[Goal of the exercise]
The listing must be reproduced in full, exactly as it stands.

[Records shown]
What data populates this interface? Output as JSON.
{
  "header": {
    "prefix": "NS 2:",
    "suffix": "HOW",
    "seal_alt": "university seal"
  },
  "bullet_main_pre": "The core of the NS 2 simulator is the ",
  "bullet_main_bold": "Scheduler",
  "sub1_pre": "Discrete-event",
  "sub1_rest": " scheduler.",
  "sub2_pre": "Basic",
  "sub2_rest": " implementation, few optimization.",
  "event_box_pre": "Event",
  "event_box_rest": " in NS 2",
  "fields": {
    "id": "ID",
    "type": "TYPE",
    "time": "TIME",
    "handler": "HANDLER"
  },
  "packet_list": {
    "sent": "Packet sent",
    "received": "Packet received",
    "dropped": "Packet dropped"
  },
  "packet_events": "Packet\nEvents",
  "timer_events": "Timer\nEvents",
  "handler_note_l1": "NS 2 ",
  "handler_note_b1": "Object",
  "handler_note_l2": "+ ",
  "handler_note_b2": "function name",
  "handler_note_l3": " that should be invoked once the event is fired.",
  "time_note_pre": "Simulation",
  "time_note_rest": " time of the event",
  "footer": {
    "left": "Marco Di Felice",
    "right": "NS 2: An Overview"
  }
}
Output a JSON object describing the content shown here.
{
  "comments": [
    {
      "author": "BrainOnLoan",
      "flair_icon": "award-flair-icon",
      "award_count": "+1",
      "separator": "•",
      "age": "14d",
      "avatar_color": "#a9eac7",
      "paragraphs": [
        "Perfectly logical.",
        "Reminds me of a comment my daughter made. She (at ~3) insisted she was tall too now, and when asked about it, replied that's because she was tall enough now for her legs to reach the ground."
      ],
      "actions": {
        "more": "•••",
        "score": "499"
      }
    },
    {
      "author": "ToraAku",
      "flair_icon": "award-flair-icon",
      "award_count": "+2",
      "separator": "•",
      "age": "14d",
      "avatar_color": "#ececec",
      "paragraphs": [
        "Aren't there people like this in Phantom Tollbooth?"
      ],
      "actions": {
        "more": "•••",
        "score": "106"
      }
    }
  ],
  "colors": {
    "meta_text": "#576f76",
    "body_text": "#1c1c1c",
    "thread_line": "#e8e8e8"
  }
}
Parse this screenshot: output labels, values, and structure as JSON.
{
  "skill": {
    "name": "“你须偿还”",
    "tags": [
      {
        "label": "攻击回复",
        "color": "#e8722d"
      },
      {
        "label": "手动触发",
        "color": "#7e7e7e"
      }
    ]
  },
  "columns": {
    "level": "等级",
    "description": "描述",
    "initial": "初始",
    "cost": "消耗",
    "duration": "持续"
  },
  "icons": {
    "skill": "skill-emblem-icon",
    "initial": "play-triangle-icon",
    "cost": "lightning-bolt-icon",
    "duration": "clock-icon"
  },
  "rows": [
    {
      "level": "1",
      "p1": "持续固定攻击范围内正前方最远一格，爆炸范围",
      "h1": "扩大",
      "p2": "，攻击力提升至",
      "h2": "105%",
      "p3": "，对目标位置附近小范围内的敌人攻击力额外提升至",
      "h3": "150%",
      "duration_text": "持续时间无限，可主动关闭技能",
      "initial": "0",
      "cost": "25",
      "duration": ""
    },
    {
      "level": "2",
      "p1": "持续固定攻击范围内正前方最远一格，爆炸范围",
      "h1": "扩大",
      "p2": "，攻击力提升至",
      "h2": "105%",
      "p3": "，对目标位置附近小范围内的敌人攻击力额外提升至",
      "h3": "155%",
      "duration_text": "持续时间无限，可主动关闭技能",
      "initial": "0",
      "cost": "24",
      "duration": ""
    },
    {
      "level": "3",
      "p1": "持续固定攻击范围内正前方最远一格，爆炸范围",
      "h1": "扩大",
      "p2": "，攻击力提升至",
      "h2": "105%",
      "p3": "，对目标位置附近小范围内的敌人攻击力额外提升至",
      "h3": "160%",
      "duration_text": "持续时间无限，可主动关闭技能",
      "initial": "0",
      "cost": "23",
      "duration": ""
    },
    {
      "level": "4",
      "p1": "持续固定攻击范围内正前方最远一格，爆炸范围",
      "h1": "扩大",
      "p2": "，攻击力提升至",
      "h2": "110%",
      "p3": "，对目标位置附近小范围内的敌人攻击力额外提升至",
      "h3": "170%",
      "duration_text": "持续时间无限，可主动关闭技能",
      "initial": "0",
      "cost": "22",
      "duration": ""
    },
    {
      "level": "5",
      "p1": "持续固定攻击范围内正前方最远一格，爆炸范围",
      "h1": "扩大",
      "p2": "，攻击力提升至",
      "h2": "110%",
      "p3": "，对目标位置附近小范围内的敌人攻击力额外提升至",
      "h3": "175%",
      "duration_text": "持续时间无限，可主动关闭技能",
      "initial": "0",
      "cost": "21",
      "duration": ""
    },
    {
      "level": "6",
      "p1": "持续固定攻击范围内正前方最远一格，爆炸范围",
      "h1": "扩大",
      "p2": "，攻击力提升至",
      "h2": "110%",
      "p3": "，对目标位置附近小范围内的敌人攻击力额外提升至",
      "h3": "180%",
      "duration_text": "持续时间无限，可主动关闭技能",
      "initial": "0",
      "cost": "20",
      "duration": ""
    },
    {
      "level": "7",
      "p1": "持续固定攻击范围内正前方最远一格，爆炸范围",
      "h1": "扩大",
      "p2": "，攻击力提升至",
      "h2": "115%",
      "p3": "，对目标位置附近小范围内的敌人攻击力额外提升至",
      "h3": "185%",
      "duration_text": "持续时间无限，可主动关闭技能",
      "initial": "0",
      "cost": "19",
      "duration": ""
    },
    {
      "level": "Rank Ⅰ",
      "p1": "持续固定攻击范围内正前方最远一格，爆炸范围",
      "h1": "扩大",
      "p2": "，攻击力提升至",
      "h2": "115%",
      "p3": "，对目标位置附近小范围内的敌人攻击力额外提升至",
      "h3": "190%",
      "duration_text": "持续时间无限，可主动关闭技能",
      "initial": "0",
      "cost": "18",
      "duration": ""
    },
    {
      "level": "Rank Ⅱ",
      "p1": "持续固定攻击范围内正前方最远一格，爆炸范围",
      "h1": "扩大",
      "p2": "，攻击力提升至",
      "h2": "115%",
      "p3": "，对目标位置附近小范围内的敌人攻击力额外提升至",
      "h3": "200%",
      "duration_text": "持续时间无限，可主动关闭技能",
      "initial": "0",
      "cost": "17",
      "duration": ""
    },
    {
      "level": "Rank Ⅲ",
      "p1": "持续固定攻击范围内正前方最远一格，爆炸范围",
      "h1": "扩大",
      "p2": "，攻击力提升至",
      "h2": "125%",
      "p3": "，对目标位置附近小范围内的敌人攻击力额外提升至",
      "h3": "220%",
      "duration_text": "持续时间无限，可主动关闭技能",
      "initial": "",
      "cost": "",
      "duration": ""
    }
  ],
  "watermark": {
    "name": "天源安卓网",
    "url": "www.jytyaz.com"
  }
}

[Solution to this problem]
What data populates this interface? Output as JSON.
{
  "header": {
    "prefix": "NS 2:",
    "suffix": "HOW",
    "seal_alt": "university seal"
  },
  "bullet_main_pre": "The core of the NS 2 simulator is the ",
  "bullet_main_bold": "Scheduler",
  "sub1_pre": "Discrete-event",
  "sub1_rest": " scheduler.",
  "sub2_pre": "Basic",
  "sub2_rest": " implementation, few optimization.",
  "event_box_pre": "Event",
  "event_box_rest": " in NS 2",
  "fields": {
    "id": "ID",
    "type": "TYPE",
    "time": "TIME",
    "handler": "HANDLER"
  },
  "packet_list": {
    "sent": "Packet sent",
    "received": "Packet received",
    "dropped": "Packet dropped"
  },
  "packet_events": "Packet\nEvents",
  "timer_events": "Timer\nEvents",
  "handler_note_l1": "NS 2 ",
  "handler_note_b1": "Object",
  "handler_note_l2": "+ ",
  "handler_note_b2": "function name",
  "handler_note_l3": " that should be invoked once the event is fired.",
  "time_note_pre": "Simulation",
  "time_note_rest": " time of the event",
  "footer": {
    "left": "Marco Di Felice",
    "right": "NS 2: An Overview"
  }
}
Output a JSON object describing the content shown here.
{
  "comments": [
    {
      "author": "BrainOnLoan",
      "flair_icon": "award-flair-icon",
      "award_count": "+1",
      "separator": "•",
      "age": "14d",
      "avatar_color": "#a9eac7",
      "paragraphs": [
        "Perfectly logical.",
        "Reminds me of a comment my daughter made. She (at ~3) insisted she was tall too now, and when asked about it, replied that's because she was tall enough now for her legs to reach the ground."
      ],
      "actions": {
        "more": "•••",
        "score": "499"
      }
    },
    {
      "author": "ToraAku",
      "flair_icon": "award-flair-icon",
      "award_count": "+2",
      "separator": "•",
      "age": "14d",
      "avatar_color": "#ececec",
      "paragraphs": [
        "Aren't there people like this in Phantom Tollbooth?"
      ],
      "actions": {
        "more": "•••",
        "score": "106"
      }
    }
  ],
  "colors": {
    "meta_text": "#576f76",
    "body_text": "#1c1c1c",
    "thread_line": "#e8e8e8"
  }
}
Parse this screenshot: output labels, values, and structure as JSON.
{
  "skill": {
    "name": "“你须偿还”",
    "tags": [
      {
        "label": "攻击回复",
        "color": "#e8722d"
      },
      {
        "label": "手动触发",
        "color": "#7e7e7e"
      }
    ]
  },
  "columns": {
    "level": "等级",
    "description": "描述",
    "initial": "初始",
    "cost": "消耗",
    "duration": "持续"
  },
  "icons": {
    "skill": "skill-emblem-icon",
    "initial": "play-triangle-icon",
    "cost": "lightning-bolt-icon",
    "duration": "clock-icon"
  },
  "rows": [
    {
      "level": "1",
      "p1": "持续固定攻击范围内正前方最远一格，爆炸范围",
      "h1": "扩大",
      "p2": "，攻击力提升至",
      "h2": "105%",
      "p3": "，对目标位置附近小范围内的敌人攻击力额外提升至",
      "h3": "150%",
      "duration_text": "持续时间无限，可主动关闭技能",
      "initial": "0",
      "cost": "25",
      "duration": ""
    },
    {
      "level": "2",
      "p1": "持续固定攻击范围内正前方最远一格，爆炸范围",
      "h1": "扩大",
      "p2": "，攻击力提升至",
      "h2": "105%",
      "p3": "，对目标位置附近小范围内的敌人攻击力额外提升至",
      "h3": "155%",
      "duration_text": "持续时间无限，可主动关闭技能",
      "initial": "0",
      "cost": "24",
      "duration": ""
    },
    {
      "level": "3",
      "p1": "持续固定攻击范围内正前方最远一格，爆炸范围",
      "h1": "扩大",
      "p2": "，攻击力提升至",
      "h2": "105%",
      "p3": "，对目标位置附近小范围内的敌人攻击力额外提升至",
      "h3": "160%",
      "duration_text": "持续时间无限，可主动关闭技能",
      "initial": "0",
      "cost": "23",
      "duration": ""
    },
    {
      "level": "4",
      "p1": "持续固定攻击范围内正前方最远一格，爆炸范围",
      "h1": "扩大",
      "p2": "，攻击力提升至",
      "h2": "110%",
      "p3": "，对目标位置附近小范围内的敌人攻击力额外提升至",
      "h3": "170%",
      "duration_text": "持续时间无限，可主动关闭技能",
      "initial": "0",
      "cost": "22",
      "duration": ""
    },
    {
      "level": "5",
      "p1": "持续固定攻击范围内正前方最远一格，爆炸范围",
      "h1": "扩大",
      "p2": "，攻击力提升至",
      "h2": "110%",
      "p3": "，对目标位置附近小范围内的敌人攻击力额外提升至",
      "h3": "175%",
      "duration_text": "持续时间无限，可主动关闭技能",
      "initial": "0",
      "cost": "21",
      "duration": ""
    },
    {
      "level": "6",
      "p1": "持续固定攻击范围内正前方最远一格，爆炸范围",
      "h1": "扩大",
      "p2": "，攻击力提升至",
      "h2": "110%",
      "p3": "，对目标位置附近小范围内的敌人攻击力额外提升至",
      "h3": "180%",
      "duration_text": "持续时间无限，可主动关闭技能",
      "initial": "0",
      "cost": "20",
      "duration": ""
    },
    {
      "level": "7",
      "p1": "持续固定攻击范围内正前方最远一格，爆炸范围",
      "h1": "扩大",
      "p2": "，攻击力提升至",
      "h2": "115%",
      "p3": "，对目标位置附近小范围内的敌人攻击力额外提升至",
      "h3": "185%",
      "duration_text": "持续时间无限，可主动关闭技能",
      "initial": "0",
      "cost": "19",
      "duration": ""
    },
    {
      "level": "Rank Ⅰ",
      "p1": "持续固定攻击范围内正前方最远一格，爆炸范围",
      "h1": "扩大",
      "p2": "，攻击力提升至",
      "h2": "115%",
      "p3": "，对目标位置附近小范围内的敌人攻击力额外提升至",
      "h3": "190%",
      "duration_text": "持续时间无限，可主动关闭技能",
      "initial": "0",
      "cost": "18",
      "duration": ""
    },
    {
      "level": "Rank Ⅱ",
      "p1": "持续固定攻击范围内正前方最远一格，爆炸范围",
      "h1": "扩大",
      "p2": "，攻击力提升至",
      "h2": "115%",
      "p3": "，对目标位置附近小范围内的敌人攻击力额外提升至",
      "h3": "200%",
      "duration_text": "持续时间无限，可主动关闭技能",
      "initial": "0",
      "cost": "17",
      "duration": ""
    },
    {
      "level": "Rank Ⅲ",
      "p1": "持续固定攻击范围内正前方最远一格，爆炸范围",
      "h1": "扩大",
      "p2": "，攻击力提升至",
      "h2": "125%",
      "p3": "，对目标位置附近小范围内的敌人攻击力额外提升至",
      "h3": "220%",
      "duration_text": "持续时间无限，可主动关闭技能",
      "initial": "",
      "cost": "",
      "duration": ""
    }
  ],
  "watermark": {
    "name": "天源安卓网",
    "url": "www.jytyaz.com"
  }
}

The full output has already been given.